**** Material shown
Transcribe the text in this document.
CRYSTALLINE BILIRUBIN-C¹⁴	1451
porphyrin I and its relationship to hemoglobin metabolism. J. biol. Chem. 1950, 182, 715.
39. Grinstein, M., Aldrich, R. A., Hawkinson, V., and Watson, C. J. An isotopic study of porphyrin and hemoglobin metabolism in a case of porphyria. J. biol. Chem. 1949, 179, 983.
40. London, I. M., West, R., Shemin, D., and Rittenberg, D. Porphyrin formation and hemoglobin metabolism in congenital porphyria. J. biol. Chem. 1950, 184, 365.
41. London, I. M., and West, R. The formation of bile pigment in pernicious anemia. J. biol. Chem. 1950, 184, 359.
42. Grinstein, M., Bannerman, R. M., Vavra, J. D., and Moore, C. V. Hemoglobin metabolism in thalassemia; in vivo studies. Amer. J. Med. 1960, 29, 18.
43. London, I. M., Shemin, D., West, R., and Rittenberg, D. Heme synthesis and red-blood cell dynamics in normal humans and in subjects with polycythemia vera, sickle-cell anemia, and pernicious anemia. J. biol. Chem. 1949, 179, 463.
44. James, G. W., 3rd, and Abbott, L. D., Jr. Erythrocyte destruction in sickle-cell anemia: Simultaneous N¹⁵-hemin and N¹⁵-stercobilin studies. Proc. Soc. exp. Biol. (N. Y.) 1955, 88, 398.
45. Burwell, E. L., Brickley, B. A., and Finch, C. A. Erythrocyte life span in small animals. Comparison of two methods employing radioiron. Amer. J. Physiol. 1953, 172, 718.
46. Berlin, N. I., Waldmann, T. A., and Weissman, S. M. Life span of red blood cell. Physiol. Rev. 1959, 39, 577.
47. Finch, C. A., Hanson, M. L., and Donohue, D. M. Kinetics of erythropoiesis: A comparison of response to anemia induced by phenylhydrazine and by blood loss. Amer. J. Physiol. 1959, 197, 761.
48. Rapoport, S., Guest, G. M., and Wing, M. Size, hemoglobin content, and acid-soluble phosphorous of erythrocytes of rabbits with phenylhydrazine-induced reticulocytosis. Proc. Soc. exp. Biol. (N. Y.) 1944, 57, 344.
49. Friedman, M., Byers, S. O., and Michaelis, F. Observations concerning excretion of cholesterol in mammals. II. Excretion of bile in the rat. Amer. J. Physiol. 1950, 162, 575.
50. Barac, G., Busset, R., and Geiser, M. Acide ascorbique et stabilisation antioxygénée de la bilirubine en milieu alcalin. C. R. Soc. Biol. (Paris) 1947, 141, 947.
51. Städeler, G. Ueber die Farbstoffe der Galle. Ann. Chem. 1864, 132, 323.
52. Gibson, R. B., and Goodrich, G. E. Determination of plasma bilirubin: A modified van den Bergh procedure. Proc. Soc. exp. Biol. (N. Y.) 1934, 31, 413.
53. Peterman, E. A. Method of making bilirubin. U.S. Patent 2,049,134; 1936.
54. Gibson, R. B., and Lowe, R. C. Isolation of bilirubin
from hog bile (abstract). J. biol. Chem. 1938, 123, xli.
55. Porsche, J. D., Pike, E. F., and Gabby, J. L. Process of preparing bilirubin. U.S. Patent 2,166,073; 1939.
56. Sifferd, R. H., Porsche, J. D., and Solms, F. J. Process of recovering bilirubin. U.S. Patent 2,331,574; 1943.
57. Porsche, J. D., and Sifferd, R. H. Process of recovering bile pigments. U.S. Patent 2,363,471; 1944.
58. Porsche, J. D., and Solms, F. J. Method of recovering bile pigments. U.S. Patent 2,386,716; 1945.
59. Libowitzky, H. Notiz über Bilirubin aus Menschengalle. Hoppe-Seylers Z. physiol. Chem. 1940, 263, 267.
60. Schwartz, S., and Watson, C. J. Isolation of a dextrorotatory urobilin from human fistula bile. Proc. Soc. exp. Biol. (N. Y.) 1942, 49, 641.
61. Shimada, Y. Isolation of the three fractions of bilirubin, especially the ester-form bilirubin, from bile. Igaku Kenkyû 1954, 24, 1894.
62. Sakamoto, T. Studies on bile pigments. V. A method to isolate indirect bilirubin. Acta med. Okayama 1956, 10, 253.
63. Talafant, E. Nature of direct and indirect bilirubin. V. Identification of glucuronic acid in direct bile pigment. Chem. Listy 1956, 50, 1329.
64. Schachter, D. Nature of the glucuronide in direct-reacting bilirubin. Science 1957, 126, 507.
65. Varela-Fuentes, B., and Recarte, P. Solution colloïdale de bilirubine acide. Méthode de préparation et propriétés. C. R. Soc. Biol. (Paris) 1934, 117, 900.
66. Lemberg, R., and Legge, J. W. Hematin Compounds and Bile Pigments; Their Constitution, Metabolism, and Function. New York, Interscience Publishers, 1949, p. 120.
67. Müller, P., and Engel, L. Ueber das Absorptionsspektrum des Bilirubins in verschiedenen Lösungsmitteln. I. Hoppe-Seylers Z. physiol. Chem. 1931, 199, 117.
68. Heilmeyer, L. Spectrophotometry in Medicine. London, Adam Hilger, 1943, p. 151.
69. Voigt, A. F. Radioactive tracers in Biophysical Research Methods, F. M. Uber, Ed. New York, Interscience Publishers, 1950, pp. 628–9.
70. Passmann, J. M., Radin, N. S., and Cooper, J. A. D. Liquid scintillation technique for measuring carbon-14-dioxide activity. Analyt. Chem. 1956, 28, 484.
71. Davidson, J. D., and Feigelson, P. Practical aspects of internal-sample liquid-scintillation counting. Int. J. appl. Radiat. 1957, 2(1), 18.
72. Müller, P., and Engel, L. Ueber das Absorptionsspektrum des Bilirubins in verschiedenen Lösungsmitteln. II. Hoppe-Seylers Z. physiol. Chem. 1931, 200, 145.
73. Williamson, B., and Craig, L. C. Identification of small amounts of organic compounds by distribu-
********
Go through the material line by line. Show each line that contains the string "from".

Written reply:
from hog bile (abstract). J. biol. Chem. 1938, 123, xli.
60. Schwartz, S., and Watson, C. J. Isolation of a dextrorotatory urobilin from human fistula bile. Proc. Soc. exp. Biol. (N. Y.) 1942, 49, 641.
61. Shimada, Y. Isolation of the three fractions of bilirubin, especially the ester-form bilirubin, from bile. Igaku Kenkyû 1954, 24, 1894.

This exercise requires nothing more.